### TASK OBJECTIVE:
Skip any picture you find and retype all the remaining lines exactly.

Dataset excerpts
## Start

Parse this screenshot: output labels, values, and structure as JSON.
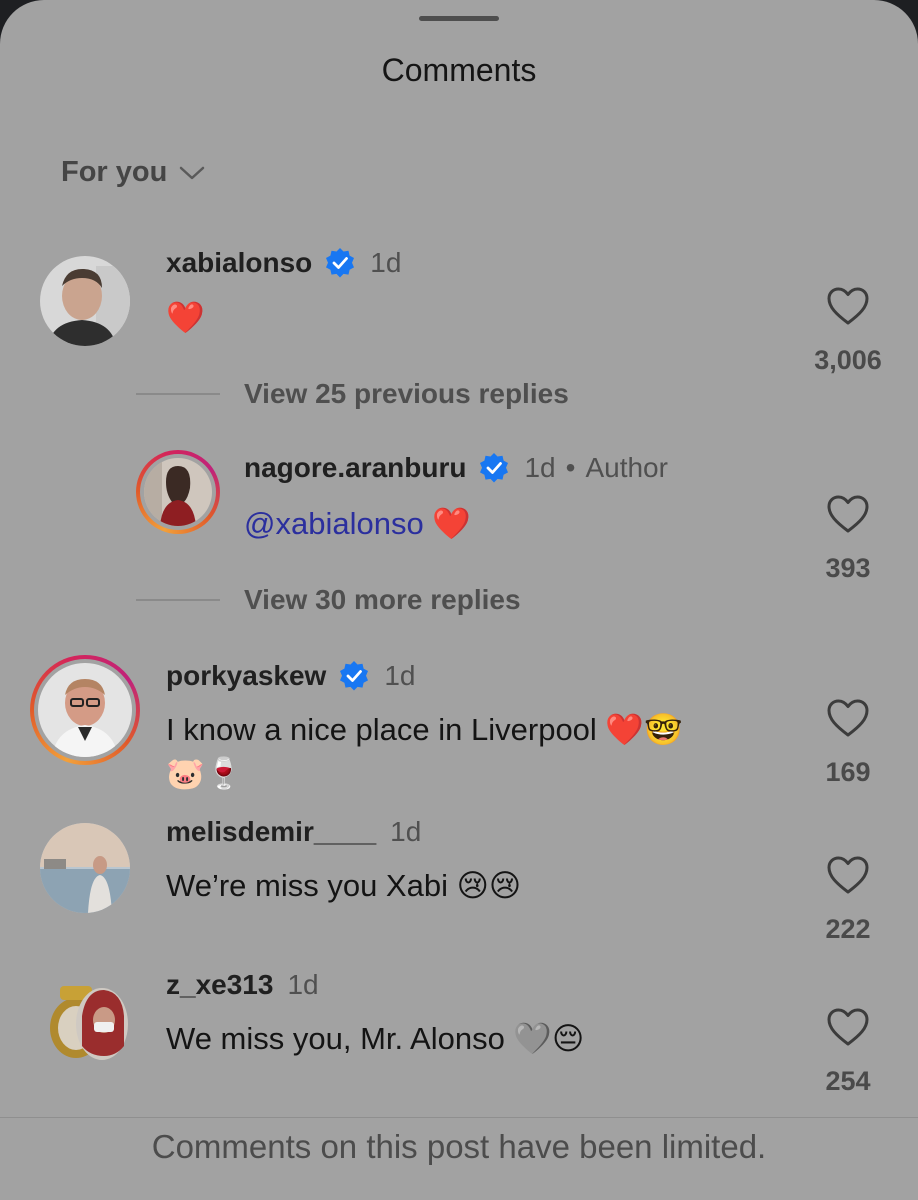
{
  "header": {
    "title": "Comments",
    "filter_label": "For you"
  },
  "comments": [
    {
      "username": "xabialonso",
      "verified": true,
      "time": "1d",
      "text": "❤️",
      "likes": "3,006",
      "avatar": "avatar-photo"
    },
    {
      "username": "nagore.aranburu",
      "verified": true,
      "time": "1d",
      "badge": "Author",
      "mention": "@xabialonso",
      "text": "❤️",
      "likes": "393",
      "avatar": "avatar-photo-story-ring"
    },
    {
      "username": "porkyaskew",
      "verified": true,
      "time": "1d",
      "text_line1": "I know a nice place in Liverpool ❤️🤓",
      "text_line2": "🐷🍷",
      "likes": "169",
      "avatar": "avatar-photo-story-ring"
    },
    {
      "username": "melisdemir____",
      "verified": false,
      "time": "1d",
      "text": "We’re miss you Xabi 😢😢",
      "likes": "222",
      "avatar": "avatar-photo"
    },
    {
      "username": "z_xe313",
      "verified": false,
      "time": "1d",
      "text": "We miss you, Mr. Alonso 🩶😔",
      "likes": "254",
      "avatar": "avatar-photo"
    }
  ],
  "reply_links": {
    "previous": "View 25 previous replies",
    "more": "View 30 more replies"
  },
  "footer": {
    "notice": "Comments on this post have been limited."
  },
  "colors": {
    "sheet_background": "#a2a2a2",
    "verified_blue": "#1877f2",
    "mention": "#2b2f9e"
  },
  "icons": {
    "like": "heart-outline-icon",
    "verified": "verified-badge-icon",
    "filter": "chevron-down-icon"
  }
}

## End

### WRITTEN ANSWER:
Parse this screenshot: output labels, values, and structure as JSON.
{
  "header": {
    "title": "Comments",
    "filter_label": "For you"
  },
  "comments": [
    {
      "username": "xabialonso",
      "verified": true,
      "time": "1d",
      "text": "❤️",
      "likes": "3,006",
      "avatar": "avatar-photo"
    },
    {
      "username": "nagore.aranburu",
      "verified": true,
      "time": "1d",
      "badge": "Author",
      "mention": "@xabialonso",
      "text": "❤️",
      "likes": "393",
      "avatar": "avatar-photo-story-ring"
    },
    {
      "username": "porkyaskew",
      "verified": true,
      "time": "1d",
      "text_line1": "I know a nice place in Liverpool ❤️🤓",
      "text_line2": "🐷🍷",
      "likes": "169",
      "avatar": "avatar-photo-story-ring"
    },
    {
      "username": "melisdemir____",
      "verified": false,
      "time": "1d",
      "text": "We’re miss you Xabi 😢😢",
      "likes": "222",
      "avatar": "avatar-photo"
    },
    {
      "username": "z_xe313",
      "verified": false,
      "time": "1d",
      "text": "We miss you, Mr. Alonso 🩶😔",
      "likes": "254",
      "avatar": "avatar-photo"
    }
  ],
  "reply_links": {
    "previous": "View 25 previous replies",
    "more": "View 30 more replies"
  },
  "footer": {
    "notice": "Comments on this post have been limited."
  },
  "colors": {
    "sheet_background": "#a2a2a2",
    "verified_blue": "#1877f2",
    "mention": "#2b2f9e"
  },
  "icons": {
    "like": "heart-outline-icon",
    "verified": "verified-badge-icon",
    "filter": "chevron-down-icon"
  }
}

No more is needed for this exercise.